==== Provided text

Impact of increased phenol loading rate on the phenol removal of an anaerobic membrane bioreactor operated at high sodium concentration

Certain industrial wastewaters have posed a big challenge to biological water treatment systems because of their high toxic organic compounds concentration (e.g. phenol) and high salinity. The maximum biomass specific phenol bioconversion rate (PhCR) of a mesophilic (35 °C) anaerobic membrane bioreactor (AnMBR) under high sodium concentration [18.6 g Na+/L] condition was studied by an increase in the biomass specific phenol loading rate (PhLR) through hydraulic retention time (HRT) decrease. The maximum PhCR achieved in our research was 73 mg Ph-COD/gVSS-COD.d, with acetate as co-substrate [2g AC-COD/L]. This result was lower than that reported by the previous study of Bioxtreme (193 mg Ph-COD/gVSS-COD.d) at lower sodium concentration [8.0 g Na+/L]. On the other hand, a simplified ADM1 model was used to model the conversion of acetate to methane in batch experiments, among which, the inhibition of substrate (acetate or phenol) on microbial growth rate was described by Haldane equation. The kinetic parameters for acetate degradation were Ks,AC=300 mg COD/L, KI,AC=821mg COD/L, km,AC I =0.246 mg COD/mg COD.h without phenol addition and Ks,AC=300 mg COD/L, KI,AC=806 mg COD/L, km,AC I=0.236 mg COD/mgCOD.h with the addition of 714 mg Ph-COD/L (300 mg Ph/L) at sodium concentration of 18.6 g Na+/L, while it was Ks,AC=6.7 10-9 mg COD/L, KI,AC=5670 mg COD/L, km,AC I=0.043 mg COD/mgCOD.h at lower sodium concentration [8.0 g Na+/L] without phenol addition. The kinetic parameters estimated for the batch experiments were applied in a mathematical model describing a dynamic experiment carried out in the AnMBR1 and validated with different HRTs. In the model, the conversion from phenol to acetate was considered and the kinetic parameters estimated for phenol degradation were Ks,Ph=20 mg COD/L, KI,Ph=300 mg COD/L, km,Ph I=0.008 mg COD/mgCOD.h. It was proved that the simplified ADM1 model could well predict the phenol and acetate concentrations in the reactor at different PhLRs. This research has provided an experimental and modeling approach for the maximum PhCR determination and could contribute to the understanding of the inhibition effect of sodium and phenol on PhCR in the treatment process of saline phenolic wastewater.

========

- What you have to do:
Translate this sentence from the abstract on phenol removal into Spanish: "Certain industrial wastewaters have posed a big challenge to biological water treatment systems because of their high toxic organic compounds concentration (e.g. phenol) and high salinity."

==== Records shown

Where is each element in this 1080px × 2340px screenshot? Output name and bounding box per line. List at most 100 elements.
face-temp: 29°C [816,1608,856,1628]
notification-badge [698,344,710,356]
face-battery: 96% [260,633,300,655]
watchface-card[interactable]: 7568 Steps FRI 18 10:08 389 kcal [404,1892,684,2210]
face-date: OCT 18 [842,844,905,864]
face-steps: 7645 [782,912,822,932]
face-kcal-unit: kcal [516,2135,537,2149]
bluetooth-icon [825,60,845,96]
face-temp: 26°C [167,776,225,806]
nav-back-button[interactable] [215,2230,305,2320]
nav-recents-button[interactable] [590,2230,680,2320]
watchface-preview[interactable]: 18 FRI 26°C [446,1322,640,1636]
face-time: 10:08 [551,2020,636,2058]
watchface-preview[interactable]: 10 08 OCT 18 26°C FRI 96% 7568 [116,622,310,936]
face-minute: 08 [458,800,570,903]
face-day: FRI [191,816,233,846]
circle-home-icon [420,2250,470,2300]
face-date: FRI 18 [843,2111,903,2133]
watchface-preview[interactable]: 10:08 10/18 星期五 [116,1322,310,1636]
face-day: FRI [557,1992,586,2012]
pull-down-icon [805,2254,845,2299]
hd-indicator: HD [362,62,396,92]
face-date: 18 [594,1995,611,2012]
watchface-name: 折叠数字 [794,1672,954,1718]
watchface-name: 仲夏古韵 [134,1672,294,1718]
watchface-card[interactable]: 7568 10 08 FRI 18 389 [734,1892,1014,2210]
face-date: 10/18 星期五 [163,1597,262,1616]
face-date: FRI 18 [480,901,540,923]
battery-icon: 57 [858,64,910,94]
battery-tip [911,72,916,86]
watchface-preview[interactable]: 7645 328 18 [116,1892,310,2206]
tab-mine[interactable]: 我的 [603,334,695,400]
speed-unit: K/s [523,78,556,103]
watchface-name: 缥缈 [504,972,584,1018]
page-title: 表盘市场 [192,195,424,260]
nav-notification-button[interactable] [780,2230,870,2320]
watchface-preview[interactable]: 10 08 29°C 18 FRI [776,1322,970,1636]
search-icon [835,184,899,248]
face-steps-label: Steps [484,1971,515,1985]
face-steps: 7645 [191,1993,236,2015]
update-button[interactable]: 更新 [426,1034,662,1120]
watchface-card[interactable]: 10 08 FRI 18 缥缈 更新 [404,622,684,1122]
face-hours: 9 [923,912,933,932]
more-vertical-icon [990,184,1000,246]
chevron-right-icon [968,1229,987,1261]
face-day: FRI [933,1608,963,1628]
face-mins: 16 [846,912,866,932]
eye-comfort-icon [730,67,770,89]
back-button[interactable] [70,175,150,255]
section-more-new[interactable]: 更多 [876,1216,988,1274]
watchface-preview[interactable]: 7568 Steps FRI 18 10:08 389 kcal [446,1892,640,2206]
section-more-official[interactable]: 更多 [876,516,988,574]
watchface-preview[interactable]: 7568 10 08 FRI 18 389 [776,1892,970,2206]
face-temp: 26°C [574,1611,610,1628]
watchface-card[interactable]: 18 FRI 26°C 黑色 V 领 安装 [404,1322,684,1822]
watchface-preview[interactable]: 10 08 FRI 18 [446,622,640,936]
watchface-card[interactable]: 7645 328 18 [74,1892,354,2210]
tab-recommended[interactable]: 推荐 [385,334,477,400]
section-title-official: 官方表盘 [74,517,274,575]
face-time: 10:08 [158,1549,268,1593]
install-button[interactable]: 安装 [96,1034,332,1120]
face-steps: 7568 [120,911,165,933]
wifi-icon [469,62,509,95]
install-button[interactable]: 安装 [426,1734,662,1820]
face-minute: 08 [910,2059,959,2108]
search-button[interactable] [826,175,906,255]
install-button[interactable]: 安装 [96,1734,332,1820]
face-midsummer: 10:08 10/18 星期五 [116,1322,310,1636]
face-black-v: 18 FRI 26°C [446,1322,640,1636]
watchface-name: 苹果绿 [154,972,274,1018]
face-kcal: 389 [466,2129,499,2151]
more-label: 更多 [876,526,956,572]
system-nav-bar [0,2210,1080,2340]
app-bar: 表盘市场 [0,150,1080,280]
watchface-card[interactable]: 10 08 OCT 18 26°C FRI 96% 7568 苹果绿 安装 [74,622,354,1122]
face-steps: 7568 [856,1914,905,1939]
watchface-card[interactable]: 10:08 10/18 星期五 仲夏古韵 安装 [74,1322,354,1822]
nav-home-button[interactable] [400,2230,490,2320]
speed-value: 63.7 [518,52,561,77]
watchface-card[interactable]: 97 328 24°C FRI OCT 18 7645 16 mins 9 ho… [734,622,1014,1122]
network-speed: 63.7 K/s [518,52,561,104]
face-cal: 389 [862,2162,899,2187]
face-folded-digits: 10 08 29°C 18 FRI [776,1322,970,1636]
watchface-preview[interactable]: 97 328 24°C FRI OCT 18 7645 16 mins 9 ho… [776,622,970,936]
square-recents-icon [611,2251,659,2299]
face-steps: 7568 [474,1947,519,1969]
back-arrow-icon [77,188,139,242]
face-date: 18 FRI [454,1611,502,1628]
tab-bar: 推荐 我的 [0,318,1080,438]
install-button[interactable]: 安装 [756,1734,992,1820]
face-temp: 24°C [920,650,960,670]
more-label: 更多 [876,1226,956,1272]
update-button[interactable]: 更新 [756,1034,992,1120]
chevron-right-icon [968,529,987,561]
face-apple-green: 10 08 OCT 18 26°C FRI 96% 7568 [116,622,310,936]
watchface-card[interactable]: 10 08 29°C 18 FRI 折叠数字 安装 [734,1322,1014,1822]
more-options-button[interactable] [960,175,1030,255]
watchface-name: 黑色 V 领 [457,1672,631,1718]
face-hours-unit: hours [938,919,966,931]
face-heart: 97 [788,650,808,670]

========

- Output of the exercise:
Ciertas aguas residuales industriales han supuesto un gran desafío para los sistemas biológicos de tratamiento de agua debido a su alta concentración de compuestos orgánicos tóxicos (p. ej., fenol) y a su alta salinidad.